Data supplied
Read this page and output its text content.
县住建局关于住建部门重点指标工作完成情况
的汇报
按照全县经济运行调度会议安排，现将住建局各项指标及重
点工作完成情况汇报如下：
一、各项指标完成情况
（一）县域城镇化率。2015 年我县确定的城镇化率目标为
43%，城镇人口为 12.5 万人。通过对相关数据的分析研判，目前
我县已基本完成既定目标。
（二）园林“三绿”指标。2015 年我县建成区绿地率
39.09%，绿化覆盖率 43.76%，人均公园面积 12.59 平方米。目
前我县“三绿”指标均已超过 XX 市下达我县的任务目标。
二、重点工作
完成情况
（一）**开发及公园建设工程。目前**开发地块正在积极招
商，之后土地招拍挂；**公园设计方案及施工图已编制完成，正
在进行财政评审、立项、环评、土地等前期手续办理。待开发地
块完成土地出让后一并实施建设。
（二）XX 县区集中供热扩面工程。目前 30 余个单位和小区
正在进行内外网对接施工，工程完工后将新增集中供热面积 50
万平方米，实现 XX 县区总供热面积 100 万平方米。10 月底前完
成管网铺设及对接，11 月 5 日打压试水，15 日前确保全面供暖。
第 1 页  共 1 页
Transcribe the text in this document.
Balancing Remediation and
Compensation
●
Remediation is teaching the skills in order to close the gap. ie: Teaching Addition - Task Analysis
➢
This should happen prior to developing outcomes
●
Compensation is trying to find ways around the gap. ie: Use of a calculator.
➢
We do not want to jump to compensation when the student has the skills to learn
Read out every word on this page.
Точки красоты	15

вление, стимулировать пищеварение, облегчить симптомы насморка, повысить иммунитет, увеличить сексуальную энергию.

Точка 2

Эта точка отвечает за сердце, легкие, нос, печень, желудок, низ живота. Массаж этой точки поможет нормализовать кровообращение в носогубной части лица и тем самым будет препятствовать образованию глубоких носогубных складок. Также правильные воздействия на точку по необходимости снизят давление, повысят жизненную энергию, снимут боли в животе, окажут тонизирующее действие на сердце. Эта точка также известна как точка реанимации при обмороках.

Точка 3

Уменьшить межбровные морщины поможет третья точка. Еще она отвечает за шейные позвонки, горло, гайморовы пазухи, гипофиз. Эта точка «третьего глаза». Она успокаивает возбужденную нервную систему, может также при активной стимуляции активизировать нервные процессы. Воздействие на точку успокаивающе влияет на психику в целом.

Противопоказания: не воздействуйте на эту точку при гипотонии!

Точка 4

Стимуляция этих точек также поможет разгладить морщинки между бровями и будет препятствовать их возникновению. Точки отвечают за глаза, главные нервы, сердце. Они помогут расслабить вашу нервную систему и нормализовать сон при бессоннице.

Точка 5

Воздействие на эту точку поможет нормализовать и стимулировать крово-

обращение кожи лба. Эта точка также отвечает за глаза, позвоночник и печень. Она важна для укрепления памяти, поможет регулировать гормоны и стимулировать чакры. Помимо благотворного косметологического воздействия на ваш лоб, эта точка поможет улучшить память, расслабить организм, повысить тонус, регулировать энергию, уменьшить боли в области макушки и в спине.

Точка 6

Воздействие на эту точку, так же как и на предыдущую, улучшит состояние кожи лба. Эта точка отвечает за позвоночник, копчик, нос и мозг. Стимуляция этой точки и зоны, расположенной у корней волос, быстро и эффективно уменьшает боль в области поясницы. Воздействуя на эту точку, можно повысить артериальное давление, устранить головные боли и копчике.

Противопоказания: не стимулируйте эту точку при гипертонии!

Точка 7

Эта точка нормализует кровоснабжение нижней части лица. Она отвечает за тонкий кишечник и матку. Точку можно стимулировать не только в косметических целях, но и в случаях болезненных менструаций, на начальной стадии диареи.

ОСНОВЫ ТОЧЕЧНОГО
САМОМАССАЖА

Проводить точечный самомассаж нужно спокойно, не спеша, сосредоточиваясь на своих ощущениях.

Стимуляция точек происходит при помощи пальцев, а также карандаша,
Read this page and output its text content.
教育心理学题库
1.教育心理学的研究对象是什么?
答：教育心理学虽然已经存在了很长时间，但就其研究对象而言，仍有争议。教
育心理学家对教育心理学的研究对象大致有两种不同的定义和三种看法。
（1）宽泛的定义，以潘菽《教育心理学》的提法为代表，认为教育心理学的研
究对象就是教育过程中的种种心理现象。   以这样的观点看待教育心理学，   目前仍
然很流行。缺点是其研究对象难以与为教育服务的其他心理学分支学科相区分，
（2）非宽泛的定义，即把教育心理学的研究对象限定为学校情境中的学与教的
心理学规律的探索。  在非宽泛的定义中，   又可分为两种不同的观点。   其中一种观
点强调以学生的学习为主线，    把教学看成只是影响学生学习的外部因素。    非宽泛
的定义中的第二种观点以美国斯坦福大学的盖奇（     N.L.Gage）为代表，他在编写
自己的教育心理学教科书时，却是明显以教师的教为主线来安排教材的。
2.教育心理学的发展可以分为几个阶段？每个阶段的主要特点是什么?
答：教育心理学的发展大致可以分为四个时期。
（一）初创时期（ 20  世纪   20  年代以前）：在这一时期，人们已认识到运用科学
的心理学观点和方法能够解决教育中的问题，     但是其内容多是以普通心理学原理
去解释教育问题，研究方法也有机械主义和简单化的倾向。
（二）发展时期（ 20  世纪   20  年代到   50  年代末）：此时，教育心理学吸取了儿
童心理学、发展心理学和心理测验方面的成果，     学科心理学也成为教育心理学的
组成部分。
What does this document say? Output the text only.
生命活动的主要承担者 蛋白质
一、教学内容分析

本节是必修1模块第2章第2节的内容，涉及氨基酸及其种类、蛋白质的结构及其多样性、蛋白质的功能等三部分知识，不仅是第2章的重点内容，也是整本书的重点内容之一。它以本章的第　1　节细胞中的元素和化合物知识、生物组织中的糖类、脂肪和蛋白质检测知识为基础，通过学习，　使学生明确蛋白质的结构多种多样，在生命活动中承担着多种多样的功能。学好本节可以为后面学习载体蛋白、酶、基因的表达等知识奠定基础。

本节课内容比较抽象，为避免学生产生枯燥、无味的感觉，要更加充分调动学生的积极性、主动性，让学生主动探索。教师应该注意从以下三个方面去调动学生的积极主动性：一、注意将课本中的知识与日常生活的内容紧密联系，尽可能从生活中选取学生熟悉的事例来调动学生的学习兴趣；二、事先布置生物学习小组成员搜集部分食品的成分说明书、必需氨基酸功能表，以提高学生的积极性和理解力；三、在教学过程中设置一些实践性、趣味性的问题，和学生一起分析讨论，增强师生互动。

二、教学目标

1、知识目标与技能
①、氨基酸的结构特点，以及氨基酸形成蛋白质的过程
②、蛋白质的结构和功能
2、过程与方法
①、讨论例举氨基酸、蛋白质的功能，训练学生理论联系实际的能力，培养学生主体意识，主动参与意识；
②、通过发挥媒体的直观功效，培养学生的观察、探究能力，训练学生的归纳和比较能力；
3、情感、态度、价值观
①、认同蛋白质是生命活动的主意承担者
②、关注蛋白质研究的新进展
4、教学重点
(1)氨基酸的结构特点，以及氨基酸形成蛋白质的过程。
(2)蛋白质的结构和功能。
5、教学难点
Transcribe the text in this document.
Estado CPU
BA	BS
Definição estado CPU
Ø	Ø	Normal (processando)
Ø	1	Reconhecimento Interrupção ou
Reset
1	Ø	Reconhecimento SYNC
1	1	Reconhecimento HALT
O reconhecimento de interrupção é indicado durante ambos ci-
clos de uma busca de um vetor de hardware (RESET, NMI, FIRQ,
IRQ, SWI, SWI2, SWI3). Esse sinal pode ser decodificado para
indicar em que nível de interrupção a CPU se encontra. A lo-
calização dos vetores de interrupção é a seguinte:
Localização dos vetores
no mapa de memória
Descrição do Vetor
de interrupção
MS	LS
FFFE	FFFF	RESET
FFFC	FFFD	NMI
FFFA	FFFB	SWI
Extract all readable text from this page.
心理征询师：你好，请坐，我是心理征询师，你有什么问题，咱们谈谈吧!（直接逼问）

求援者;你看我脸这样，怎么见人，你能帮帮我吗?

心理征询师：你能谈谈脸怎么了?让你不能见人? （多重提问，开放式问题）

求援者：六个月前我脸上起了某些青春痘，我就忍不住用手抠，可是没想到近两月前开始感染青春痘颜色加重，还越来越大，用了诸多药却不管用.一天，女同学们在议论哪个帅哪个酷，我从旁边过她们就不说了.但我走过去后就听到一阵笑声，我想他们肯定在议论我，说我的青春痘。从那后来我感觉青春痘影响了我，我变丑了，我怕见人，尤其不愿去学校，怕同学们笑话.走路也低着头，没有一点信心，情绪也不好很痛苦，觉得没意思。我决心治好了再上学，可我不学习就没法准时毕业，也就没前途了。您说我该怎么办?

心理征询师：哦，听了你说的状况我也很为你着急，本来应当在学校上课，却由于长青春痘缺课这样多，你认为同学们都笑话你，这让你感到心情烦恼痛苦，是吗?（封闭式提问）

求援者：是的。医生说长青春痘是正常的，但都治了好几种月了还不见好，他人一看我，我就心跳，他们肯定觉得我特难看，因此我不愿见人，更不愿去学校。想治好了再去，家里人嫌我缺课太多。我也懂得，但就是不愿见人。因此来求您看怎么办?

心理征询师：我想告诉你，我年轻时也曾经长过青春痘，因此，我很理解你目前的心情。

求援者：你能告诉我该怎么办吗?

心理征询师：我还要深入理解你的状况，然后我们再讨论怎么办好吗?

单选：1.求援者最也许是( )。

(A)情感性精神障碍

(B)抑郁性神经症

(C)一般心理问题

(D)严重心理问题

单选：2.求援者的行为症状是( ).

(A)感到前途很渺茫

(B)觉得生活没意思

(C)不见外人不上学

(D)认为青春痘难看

The task
Select and copy every line of the material that holds the string "нормализовать".

Reply
Эта точка отвечает за сердце, легкие, нос, печень, желудок, низ живота. Массаж этой точки поможет нормализовать кровообращение в носогубной части лица и тем самым будет препятствовать образованию глубоких носогубных складок. Также правильные воздействия на точку по необходимости снизят давление, повысят жизненную энергию, снимут боли в животе, окажут тонизирующее действие на сердце. Эта точка также известна как точка реанимации при обмороках.
Стимуляция этих точек также поможет разгладить морщинки между бровями и будет препятствовать их возникновению. Точки отвечают за глаза, главные нервы, сердце. Они помогут расслабить вашу нервную систему и нормализовать сон при бессоннице.
Воздействие на эту точку поможет нормализовать и стимулировать крово-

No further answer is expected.